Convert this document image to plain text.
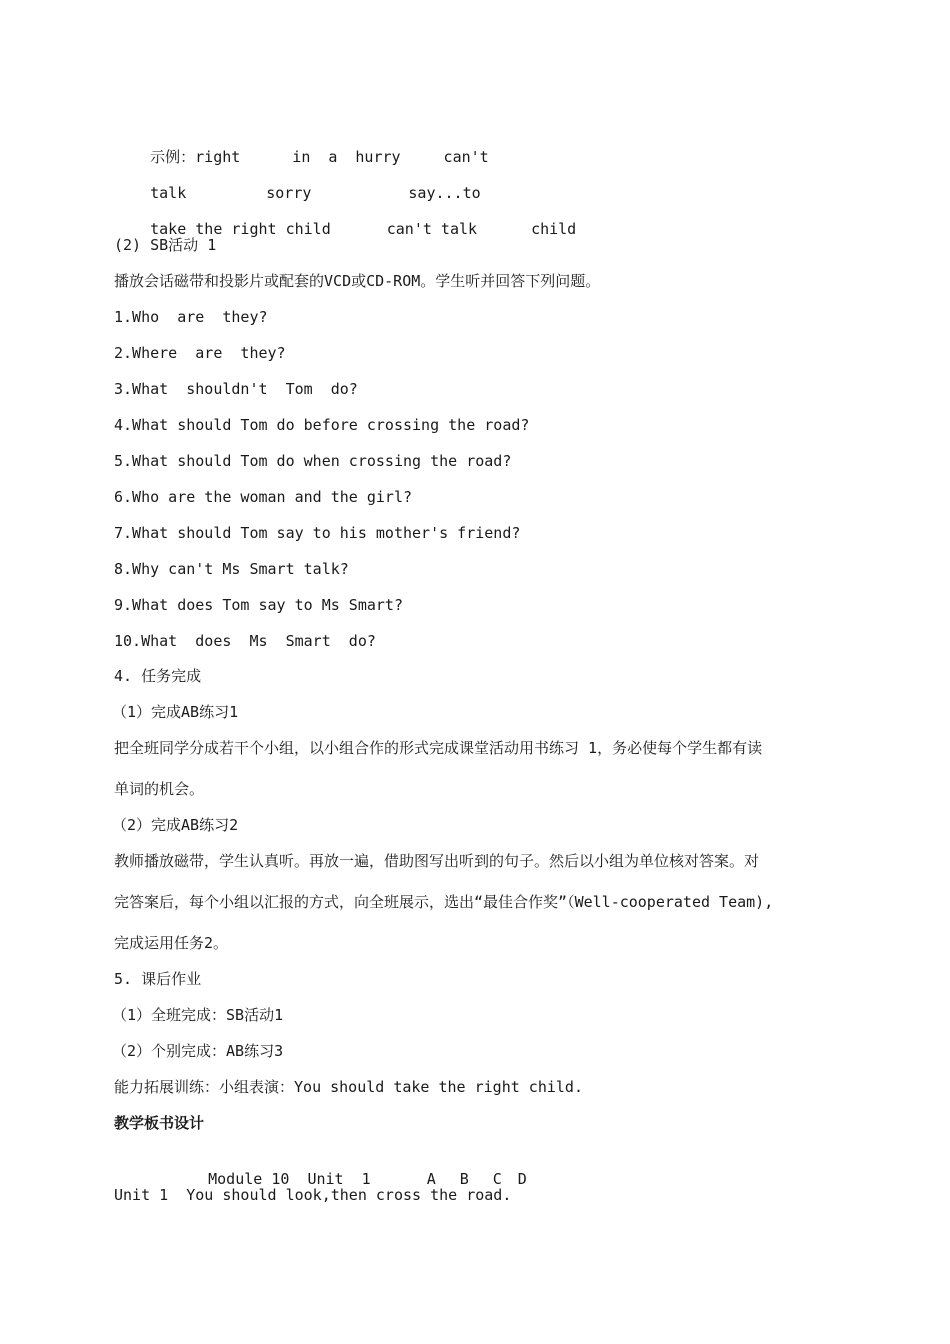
示例：right	in a hurry	can't

talk	sorry	say...to

take the right child	can't talk	child

(2) SB活动 1
播放会话磁带和投影片或配套的VCD或CD-ROM。学生听并回答下列问题。
1.Who  are  they?
2.Where  are  they?
3.What  shouldn't  Tom  do?
4.What should Tom do before crossing the road?
5.What should Tom do when crossing the road?
6.Who are the woman and the girl?
7.What should Tom say to his mother's friend?
8.Why can't Ms Smart talk?
9.What does Tom say to Ms Smart?
10.What  does  Ms  Smart  do?
4. 任务完成
（1）完成AB练习1
把全班同学分成若干个小组，以小组合作的形式完成课堂活动用书练习 1，务必使每个学生都有读
单词的机会。
（2）完成AB练习2
教师播放磁带，学生认真听。再放一遍，借助图写出听到的句子。然后以小组为单位核对答案。对
完答案后，每个小组以汇报的方式，向全班展示，选出“最佳合作奖”（Well-cooperated Team),
完成运用任务2。
5. 课后作业
（1）全班完成：SB活动1
（2）个别完成：AB练习3
能力拓展训练：小组表演：You should take the right child.
教学板书设计

Module 10  Unit  1	A B C D

Unit 1  You should look,then cross the road.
·····
● Your task
Except for the pictures, give all the material above again verbatim.

● Output for this exercise
Convert this document image to plain text.
示例：right	in a hurry	can't

talk	sorry	say...to

take the right child	can't talk	child

(2) SB活动 1
播放会话磁带和投影片或配套的VCD或CD-ROM。学生听并回答下列问题。
1.Who  are  they?
2.Where  are  they?
3.What  shouldn't  Tom  do?
4.What should Tom do before crossing the road?
5.What should Tom do when crossing the road?
6.Who are the woman and the girl?
7.What should Tom say to his mother's friend?
8.Why can't Ms Smart talk?
9.What does Tom say to Ms Smart?
10.What  does  Ms  Smart  do?
4. 任务完成
（1）完成AB练习1
把全班同学分成若干个小组，以小组合作的形式完成课堂活动用书练习 1，务必使每个学生都有读
单词的机会。
（2）完成AB练习2
教师播放磁带，学生认真听。再放一遍，借助图写出听到的句子。然后以小组为单位核对答案。对
完答案后，每个小组以汇报的方式，向全班展示，选出“最佳合作奖”（Well-cooperated Team),
完成运用任务2。
5. 课后作业
（1）全班完成：SB活动1
（2）个别完成：AB练习3
能力拓展训练：小组表演：You should take the right child.
教学板书设计

Module 10  Unit  1	A B C D

Unit 1  You should look,then cross the road.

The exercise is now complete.